## Task brief
Only the lines from the one containing "Enumerate this screenshot's" through the final line of the material below should be output, exactly as they stand.

(Stored dataset items)
═══
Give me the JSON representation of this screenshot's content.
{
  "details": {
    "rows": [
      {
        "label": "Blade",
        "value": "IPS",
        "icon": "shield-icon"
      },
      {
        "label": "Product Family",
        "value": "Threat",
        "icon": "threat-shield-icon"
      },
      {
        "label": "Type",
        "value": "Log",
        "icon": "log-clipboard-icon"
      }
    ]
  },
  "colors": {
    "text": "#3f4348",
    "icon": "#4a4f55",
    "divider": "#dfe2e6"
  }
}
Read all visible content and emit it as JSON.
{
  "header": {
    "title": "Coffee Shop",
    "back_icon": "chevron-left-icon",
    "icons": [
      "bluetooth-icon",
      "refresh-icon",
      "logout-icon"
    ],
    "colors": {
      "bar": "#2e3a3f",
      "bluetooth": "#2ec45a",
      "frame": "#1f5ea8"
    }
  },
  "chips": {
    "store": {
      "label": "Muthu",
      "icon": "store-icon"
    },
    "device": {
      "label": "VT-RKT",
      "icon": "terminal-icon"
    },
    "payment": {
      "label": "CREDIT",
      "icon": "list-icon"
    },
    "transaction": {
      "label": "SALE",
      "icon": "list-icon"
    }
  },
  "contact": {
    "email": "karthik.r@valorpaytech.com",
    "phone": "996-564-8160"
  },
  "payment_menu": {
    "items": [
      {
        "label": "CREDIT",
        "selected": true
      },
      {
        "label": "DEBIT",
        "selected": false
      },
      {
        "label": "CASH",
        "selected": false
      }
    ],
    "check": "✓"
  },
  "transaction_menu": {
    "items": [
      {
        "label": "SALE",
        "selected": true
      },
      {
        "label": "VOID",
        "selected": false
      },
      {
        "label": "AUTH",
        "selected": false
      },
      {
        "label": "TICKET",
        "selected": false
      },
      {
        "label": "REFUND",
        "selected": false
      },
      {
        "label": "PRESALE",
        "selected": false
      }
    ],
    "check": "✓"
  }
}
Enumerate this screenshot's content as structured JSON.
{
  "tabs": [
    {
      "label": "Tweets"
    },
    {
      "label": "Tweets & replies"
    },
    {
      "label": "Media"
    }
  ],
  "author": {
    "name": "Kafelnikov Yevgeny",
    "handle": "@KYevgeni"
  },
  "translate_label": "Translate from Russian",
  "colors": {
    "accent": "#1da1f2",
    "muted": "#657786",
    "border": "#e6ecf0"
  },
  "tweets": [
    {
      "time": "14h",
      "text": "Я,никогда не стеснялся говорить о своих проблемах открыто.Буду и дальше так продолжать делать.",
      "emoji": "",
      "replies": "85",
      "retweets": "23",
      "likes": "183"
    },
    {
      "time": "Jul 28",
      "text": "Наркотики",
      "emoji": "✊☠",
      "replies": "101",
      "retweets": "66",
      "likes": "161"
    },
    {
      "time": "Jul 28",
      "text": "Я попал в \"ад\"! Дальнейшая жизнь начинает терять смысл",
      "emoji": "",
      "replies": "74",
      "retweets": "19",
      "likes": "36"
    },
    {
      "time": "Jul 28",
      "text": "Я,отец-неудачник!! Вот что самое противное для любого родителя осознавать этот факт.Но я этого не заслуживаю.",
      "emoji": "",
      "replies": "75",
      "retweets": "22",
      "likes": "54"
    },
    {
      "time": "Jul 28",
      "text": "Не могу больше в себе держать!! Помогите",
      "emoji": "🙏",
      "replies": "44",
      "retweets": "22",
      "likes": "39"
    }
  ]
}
═══
## Response for this exercise
Enumerate this screenshot's content as structured JSON.
{
  "tabs": [
    {
      "label": "Tweets"
    },
    {
      "label": "Tweets & replies"
    },
    {
      "label": "Media"
    }
  ],
  "author": {
    "name": "Kafelnikov Yevgeny",
    "handle": "@KYevgeni"
  },
  "translate_label": "Translate from Russian",
  "colors": {
    "accent": "#1da1f2",
    "muted": "#657786",
    "border": "#e6ecf0"
  },
  "tweets": [
    {
      "time": "14h",
      "text": "Я,никогда не стеснялся говорить о своих проблемах открыто.Буду и дальше так продолжать делать.",
      "emoji": "",
      "replies": "85",
      "retweets": "23",
      "likes": "183"
    },
    {
      "time": "Jul 28",
      "text": "Наркотики",
      "emoji": "✊☠",
      "replies": "101",
      "retweets": "66",
      "likes": "161"
    },
    {
      "time": "Jul 28",
      "text": "Я попал в \"ад\"! Дальнейшая жизнь начинает терять смысл",
      "emoji": "",
      "replies": "74",
      "retweets": "19",
      "likes": "36"
    },
    {
      "time": "Jul 28",
      "text": "Я,отец-неудачник!! Вот что самое противное для любого родителя осознавать этот факт.Но я этого не заслуживаю.",
      "emoji": "",
      "replies": "75",
      "retweets": "22",
      "likes": "54"
    },
    {
      "time": "Jul 28",
      "text": "Не могу больше в себе держать!! Помогите",
      "emoji": "🙏",
      "replies": "44",
      "retweets": "22",
      "likes": "39"
    }
  ]
}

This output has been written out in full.